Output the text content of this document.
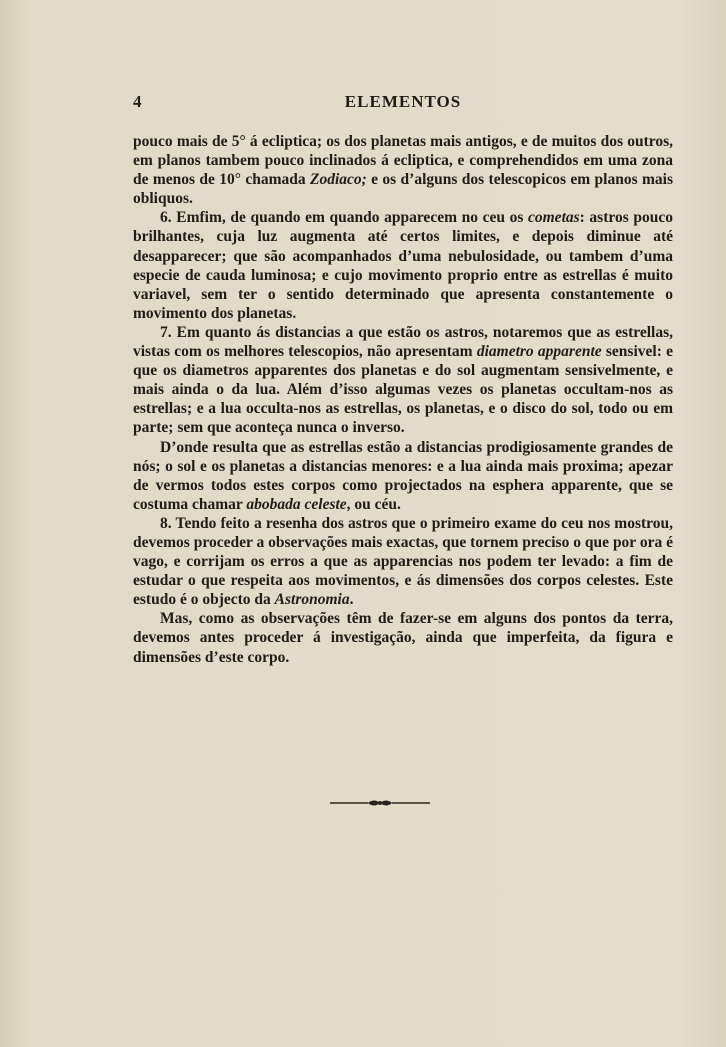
4	ELEMENTOS

pouco mais de 5° á ecliptica; os dos planetas mais antigos, e de muitos dos outros, em planos tambem pouco inclinados á ecliptica, e comprehendidos em uma zona de menos de 10° chamada Zodiaco; e os d’alguns dos telescopicos em planos mais obliquos.

6. Emfim, de quando em quando apparecem no ceu os cometas: astros pouco brilhantes, cuja luz augmenta até certos limites, e depois diminue até desapparecer; que são acompanhados d’uma nebulosidade, ou tambem d’uma especie de cauda luminosa; e cujo movimento proprio entre as estrellas é muito variavel, sem ter o sentido determinado que apresenta constantemente o movimento dos planetas.

7. Em quanto ás distancias a que estão os astros, notaremos que as estrellas, vistas com os melhores telescopios, não apresentam diametro apparente sensivel: e que os diametros apparentes dos planetas e do sol augmentam sensivelmente, e mais ainda o da lua. Além d’isso algumas vezes os planetas occultam-nos as estrellas; e a lua occulta-nos as estrellas, os planetas, e o disco do sol, todo ou em parte; sem que aconteça nunca o inverso.

D’onde resulta que as estrellas estão a distancias prodigiosamente grandes de nós; o sol e os planetas a distancias menores: e a lua ainda mais proxima; apezar de vermos todos estes corpos como projectados na esphera apparente, que se costuma chamar abobada celeste, ou céu.

8. Tendo feito a resenha dos astros que o primeiro exame do ceu nos mostrou, devemos proceder a observações mais exactas, que tornem preciso o que por ora é vago, e corrijam os erros a que as apparencias nos podem ter levado: a fim de estudar o que respeita aos movimentos, e ás dimensões dos corpos celestes. Este estudo é o objecto da Astronomia.

Mas, como as observações têm de fazer-se em alguns dos pontos da terra, devemos antes proceder á investigação, ainda que imperfeita, da figura e dimensões d’este corpo.
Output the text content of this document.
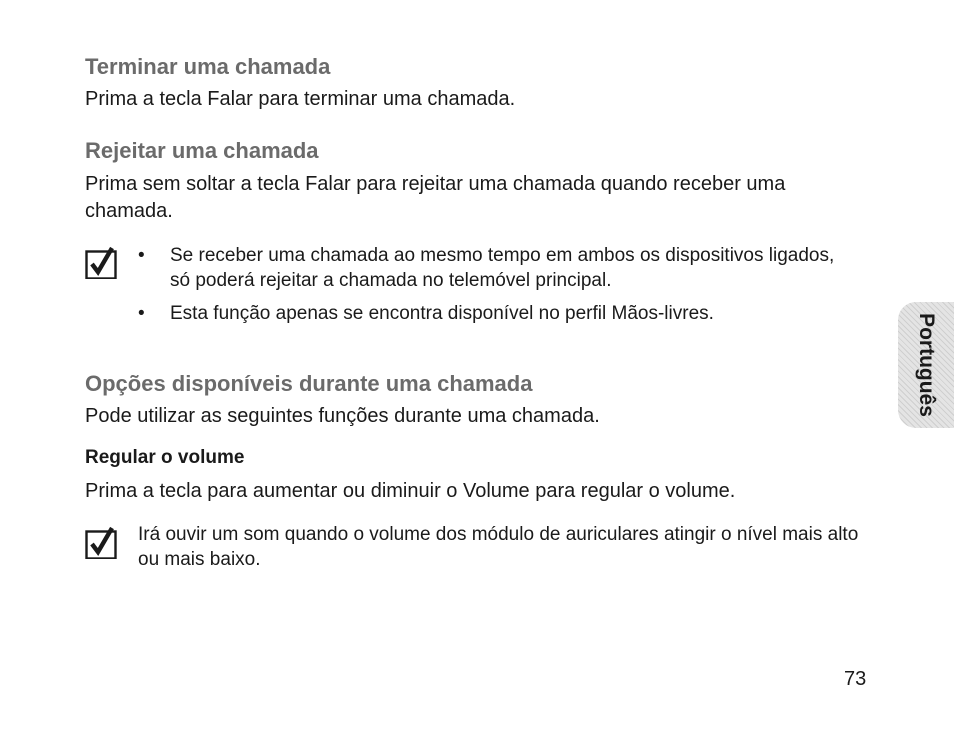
Terminar uma chamada

Prima a tecla Falar para terminar uma chamada.

Rejeitar uma chamada

Prima sem soltar a tecla Falar para rejeitar uma chamada quando receber uma chamada.

• Se receber uma chamada ao mesmo tempo em ambos os dispositivos ligados, só poderá rejeitar a chamada no telemóvel principal.

• Esta função apenas se encontra disponível no perfil Mãos-livres.

Opções disponíveis durante uma chamada

Pode utilizar as seguintes funções durante uma chamada.

Regular o volume

Prima a tecla para aumentar ou diminuir o Volume para regular o volume.

Irá ouvir um som quando o volume dos módulo de auriculares atingir o nível mais alto ou mais baixo.

Português
73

================================

Quote the material word for word, dropping any images it holds.

Output the text content of this document.
4	ELEMENTOS

pouco mais de 5° á ecliptica; os dos planetas mais antigos, e de muitos dos outros, em planos tambem pouco inclinados á ecliptica, e comprehendidos em uma zona de menos de 10° chamada Zodiaco; e os d’alguns dos telescopicos em planos mais obliquos.

6. Emfim, de quando em quando apparecem no ceu os cometas: astros pouco brilhantes, cuja luz augmenta até certos limites, e depois diminue até desapparecer; que são acompanhados d’uma nebulosidade, ou tambem d’uma especie de cauda luminosa; e cujo movimento proprio entre as estrellas é muito variavel, sem ter o sentido determinado que apresenta constantemente o movimento dos planetas.

7. Em quanto ás distancias a que estão os astros, notaremos que as estrellas, vistas com os melhores telescopios, não apresentam diametro apparente sensivel: e que os diametros apparentes dos planetas e do sol augmentam sensivelmente, e mais ainda o da lua. Além d’isso algumas vezes os planetas occultam-nos as estrellas; e a lua occulta-nos as estrellas, os planetas, e o disco do sol, todo ou em parte; sem que aconteça nunca o inverso.

D’onde resulta que as estrellas estão a distancias prodigiosamente grandes de nós; o sol e os planetas a distancias menores: e a lua ainda mais proxima; apezar de vermos todos estes corpos como projectados na esphera apparente, que se costuma chamar abobada celeste, ou céu.

8. Tendo feito a resenha dos astros que o primeiro exame do ceu nos mostrou, devemos proceder a observações mais exactas, que tornem preciso o que por ora é vago, e corrijam os erros a que as apparencias nos podem ter levado: a fim de estudar o que respeita aos movimentos, e ás dimensões dos corpos celestes. Este estudo é o objecto da Astronomia.

Mas, como as observações têm de fazer-se em alguns dos pontos da terra, devemos antes proceder á investigação, ainda que imperfeita, da figura e dimensões d’este corpo.
Output the text content of this document.
Terminar uma chamada

Prima a tecla Falar para terminar uma chamada.

Rejeitar uma chamada

Prima sem soltar a tecla Falar para rejeitar uma chamada quando receber uma chamada.

• Se receber uma chamada ao mesmo tempo em ambos os dispositivos ligados, só poderá rejeitar a chamada no telemóvel principal.

• Esta função apenas se encontra disponível no perfil Mãos-livres.

Opções disponíveis durante uma chamada

Pode utilizar as seguintes funções durante uma chamada.

Regular o volume

Prima a tecla para aumentar ou diminuir o Volume para regular o volume.

Irá ouvir um som quando o volume dos módulo de auriculares atingir o nível mais alto ou mais baixo.

Português
73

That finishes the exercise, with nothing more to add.